Scan the records for the string "have"; copy each line where it occurs.
# Start of INPUT RECORDS
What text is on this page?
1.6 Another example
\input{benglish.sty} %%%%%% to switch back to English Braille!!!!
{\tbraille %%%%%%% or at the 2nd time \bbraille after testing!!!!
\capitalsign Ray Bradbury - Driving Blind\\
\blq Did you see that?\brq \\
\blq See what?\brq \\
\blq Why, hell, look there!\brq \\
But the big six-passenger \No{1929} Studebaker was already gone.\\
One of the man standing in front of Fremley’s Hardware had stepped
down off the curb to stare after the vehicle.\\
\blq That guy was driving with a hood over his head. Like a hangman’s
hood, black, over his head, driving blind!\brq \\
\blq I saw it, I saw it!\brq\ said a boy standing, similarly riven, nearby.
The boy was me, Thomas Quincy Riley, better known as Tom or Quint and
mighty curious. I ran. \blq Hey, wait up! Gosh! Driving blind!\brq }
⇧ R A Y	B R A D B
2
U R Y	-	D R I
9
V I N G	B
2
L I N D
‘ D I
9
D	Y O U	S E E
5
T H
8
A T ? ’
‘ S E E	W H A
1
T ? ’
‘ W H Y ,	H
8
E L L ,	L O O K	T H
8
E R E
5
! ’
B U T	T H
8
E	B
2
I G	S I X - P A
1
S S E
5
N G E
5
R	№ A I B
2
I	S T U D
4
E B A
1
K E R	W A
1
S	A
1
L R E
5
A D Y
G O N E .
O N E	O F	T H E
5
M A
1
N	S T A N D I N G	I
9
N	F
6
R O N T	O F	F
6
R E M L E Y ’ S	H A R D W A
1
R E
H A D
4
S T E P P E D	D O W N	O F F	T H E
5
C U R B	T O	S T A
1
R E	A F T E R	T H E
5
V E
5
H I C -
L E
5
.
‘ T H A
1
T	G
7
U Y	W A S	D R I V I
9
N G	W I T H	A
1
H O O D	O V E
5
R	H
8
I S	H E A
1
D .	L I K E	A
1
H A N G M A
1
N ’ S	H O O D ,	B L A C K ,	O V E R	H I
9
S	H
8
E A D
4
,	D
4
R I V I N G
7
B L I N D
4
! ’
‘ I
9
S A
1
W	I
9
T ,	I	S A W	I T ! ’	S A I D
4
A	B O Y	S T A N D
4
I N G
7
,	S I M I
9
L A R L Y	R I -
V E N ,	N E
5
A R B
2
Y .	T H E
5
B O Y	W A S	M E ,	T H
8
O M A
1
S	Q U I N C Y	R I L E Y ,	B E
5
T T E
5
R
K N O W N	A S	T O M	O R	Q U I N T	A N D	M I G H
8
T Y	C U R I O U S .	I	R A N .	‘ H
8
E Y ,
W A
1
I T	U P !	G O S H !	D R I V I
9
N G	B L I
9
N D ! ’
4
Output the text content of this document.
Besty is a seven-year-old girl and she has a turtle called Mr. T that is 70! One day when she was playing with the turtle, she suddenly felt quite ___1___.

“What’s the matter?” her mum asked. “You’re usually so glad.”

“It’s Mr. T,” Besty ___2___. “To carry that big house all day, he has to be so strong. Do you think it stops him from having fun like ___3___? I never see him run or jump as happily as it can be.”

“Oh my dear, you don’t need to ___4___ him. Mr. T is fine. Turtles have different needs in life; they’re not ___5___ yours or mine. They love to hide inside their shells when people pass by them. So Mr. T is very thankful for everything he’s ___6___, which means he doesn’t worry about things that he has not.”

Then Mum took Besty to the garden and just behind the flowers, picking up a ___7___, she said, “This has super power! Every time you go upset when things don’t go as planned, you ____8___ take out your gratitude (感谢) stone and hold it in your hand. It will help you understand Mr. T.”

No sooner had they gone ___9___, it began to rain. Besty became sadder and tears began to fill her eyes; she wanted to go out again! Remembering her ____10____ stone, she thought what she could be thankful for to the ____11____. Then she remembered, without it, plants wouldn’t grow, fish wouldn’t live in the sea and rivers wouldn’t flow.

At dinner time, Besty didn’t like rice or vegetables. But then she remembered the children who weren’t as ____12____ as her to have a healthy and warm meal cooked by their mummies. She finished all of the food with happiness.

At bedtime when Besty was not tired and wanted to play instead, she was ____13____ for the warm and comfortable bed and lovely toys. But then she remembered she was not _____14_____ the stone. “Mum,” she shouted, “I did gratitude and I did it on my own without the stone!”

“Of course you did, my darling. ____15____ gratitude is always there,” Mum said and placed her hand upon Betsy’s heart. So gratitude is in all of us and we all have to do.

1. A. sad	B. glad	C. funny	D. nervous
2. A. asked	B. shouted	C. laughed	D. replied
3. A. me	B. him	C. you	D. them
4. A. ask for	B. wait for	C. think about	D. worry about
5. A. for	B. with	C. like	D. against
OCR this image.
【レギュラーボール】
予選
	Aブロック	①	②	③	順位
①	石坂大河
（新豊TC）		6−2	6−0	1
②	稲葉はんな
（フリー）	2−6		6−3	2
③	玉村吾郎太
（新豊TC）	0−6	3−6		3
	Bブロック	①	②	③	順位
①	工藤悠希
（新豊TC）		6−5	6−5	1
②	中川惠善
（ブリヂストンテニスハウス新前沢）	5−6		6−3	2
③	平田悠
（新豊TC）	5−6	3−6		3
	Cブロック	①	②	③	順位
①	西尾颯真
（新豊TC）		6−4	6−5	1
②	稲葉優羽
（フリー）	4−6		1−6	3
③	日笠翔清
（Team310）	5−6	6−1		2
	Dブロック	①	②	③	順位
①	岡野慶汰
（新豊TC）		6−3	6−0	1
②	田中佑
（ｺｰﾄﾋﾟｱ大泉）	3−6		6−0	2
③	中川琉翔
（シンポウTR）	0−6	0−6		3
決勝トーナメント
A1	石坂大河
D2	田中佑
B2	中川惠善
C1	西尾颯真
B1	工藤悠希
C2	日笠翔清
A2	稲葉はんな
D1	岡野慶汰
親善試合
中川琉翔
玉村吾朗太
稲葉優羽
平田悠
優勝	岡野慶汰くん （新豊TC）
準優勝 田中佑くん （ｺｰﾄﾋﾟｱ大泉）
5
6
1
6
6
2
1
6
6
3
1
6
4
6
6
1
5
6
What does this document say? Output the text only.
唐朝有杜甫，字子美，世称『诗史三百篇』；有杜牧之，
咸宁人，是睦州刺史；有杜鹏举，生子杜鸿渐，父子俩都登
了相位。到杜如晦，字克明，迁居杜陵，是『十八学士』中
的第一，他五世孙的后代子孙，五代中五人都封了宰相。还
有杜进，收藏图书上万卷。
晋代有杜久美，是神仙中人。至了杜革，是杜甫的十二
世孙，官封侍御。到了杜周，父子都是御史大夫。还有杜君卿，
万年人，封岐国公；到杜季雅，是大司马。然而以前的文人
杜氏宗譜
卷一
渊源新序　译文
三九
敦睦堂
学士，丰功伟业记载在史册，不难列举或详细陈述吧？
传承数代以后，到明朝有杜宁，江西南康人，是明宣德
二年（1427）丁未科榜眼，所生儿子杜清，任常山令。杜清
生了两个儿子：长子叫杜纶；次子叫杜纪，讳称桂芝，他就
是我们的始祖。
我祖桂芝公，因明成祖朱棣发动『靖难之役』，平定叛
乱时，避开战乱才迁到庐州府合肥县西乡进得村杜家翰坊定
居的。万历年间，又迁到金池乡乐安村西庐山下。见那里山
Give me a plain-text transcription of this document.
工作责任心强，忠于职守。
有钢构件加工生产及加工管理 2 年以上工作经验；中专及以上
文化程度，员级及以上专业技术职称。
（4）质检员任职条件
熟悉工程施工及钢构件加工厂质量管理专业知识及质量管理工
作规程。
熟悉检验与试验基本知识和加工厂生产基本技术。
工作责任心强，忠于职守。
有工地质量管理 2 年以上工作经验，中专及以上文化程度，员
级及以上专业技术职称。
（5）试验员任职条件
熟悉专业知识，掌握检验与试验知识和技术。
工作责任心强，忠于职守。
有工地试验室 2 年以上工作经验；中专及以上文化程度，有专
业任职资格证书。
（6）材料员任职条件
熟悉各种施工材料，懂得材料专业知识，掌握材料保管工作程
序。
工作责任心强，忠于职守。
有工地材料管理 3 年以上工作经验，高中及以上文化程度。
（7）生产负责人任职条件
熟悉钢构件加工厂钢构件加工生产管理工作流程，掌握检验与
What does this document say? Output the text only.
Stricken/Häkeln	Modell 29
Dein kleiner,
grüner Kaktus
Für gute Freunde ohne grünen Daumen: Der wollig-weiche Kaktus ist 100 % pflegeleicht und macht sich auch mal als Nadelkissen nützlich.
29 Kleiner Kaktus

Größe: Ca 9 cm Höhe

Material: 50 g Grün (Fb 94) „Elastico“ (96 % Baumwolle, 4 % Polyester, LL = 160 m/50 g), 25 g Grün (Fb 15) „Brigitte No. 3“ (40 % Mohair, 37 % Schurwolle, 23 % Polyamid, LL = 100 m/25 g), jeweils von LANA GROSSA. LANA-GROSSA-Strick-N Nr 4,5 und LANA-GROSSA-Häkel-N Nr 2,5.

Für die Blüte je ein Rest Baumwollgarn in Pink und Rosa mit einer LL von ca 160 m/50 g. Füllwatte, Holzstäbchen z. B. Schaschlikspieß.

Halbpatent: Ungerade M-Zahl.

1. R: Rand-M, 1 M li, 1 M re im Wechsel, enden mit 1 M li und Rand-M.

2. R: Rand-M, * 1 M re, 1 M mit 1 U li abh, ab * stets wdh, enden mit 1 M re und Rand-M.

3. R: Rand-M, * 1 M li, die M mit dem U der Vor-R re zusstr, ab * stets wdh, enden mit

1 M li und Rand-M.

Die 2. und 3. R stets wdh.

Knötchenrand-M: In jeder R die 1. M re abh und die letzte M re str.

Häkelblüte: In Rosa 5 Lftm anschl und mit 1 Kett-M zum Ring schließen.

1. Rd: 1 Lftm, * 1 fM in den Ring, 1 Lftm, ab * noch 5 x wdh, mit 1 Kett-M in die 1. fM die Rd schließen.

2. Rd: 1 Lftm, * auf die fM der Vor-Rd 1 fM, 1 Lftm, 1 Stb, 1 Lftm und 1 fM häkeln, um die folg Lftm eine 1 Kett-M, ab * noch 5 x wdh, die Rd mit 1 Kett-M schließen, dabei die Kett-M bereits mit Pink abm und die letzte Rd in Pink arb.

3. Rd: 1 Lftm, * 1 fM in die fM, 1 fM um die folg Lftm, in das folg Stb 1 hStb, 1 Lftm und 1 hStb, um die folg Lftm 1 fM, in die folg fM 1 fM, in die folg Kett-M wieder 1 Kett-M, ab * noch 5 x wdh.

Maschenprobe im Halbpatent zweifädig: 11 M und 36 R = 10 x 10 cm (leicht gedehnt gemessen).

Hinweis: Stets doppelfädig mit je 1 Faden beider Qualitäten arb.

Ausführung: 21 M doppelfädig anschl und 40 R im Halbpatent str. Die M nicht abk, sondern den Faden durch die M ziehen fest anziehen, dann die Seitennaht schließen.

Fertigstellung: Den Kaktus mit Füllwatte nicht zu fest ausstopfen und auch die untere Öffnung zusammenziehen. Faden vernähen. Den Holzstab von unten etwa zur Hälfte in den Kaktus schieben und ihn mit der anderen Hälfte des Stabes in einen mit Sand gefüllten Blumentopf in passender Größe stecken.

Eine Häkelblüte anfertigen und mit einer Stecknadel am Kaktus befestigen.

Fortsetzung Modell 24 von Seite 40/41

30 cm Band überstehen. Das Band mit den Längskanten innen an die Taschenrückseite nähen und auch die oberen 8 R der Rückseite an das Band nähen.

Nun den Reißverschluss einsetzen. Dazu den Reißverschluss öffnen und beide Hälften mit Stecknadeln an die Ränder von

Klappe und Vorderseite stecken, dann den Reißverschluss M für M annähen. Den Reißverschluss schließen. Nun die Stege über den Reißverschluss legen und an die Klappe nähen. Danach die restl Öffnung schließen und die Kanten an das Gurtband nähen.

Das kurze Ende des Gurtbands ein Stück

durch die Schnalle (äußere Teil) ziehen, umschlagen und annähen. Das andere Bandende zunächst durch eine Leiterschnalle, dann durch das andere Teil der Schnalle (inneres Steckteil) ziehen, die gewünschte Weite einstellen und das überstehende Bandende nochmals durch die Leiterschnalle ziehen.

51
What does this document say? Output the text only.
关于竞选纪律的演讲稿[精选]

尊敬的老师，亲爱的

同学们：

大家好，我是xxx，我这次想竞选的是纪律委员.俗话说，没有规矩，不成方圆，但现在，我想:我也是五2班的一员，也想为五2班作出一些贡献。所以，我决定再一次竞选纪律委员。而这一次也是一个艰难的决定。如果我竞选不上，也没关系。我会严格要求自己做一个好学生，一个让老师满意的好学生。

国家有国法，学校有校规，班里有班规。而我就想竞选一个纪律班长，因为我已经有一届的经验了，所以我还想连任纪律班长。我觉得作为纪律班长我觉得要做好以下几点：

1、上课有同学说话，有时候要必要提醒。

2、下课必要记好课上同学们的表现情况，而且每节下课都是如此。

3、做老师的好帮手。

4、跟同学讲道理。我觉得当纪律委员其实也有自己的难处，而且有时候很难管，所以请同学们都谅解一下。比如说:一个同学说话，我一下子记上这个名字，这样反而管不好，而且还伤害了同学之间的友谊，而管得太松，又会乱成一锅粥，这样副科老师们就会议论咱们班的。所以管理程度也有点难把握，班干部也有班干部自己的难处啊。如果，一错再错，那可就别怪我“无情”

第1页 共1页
# End of INPUT RECORDS
RESULT OF THIS TASK:
“Oh my dear, you don’t need to ___4___ him. Mr. T is fine. Turtles have different needs in life; they’re not ___5___ yours or mine. They love to hide inside their shells when people pass by them. So Mr. T is very thankful for everything he’s ___6___, which means he doesn’t worry about things that he has not.”
At dinner time, Besty didn’t like rice or vegetables. But then she remembered the children who weren’t as ____12____ as her to have a healthy and warm meal cooked by their mummies. She finished all of the food with happiness.
“Of course you did, my darling. ____15____ gratitude is always there,” Mum said and placed her hand upon Betsy’s heart. So gratitude is in all of us and we all have to do.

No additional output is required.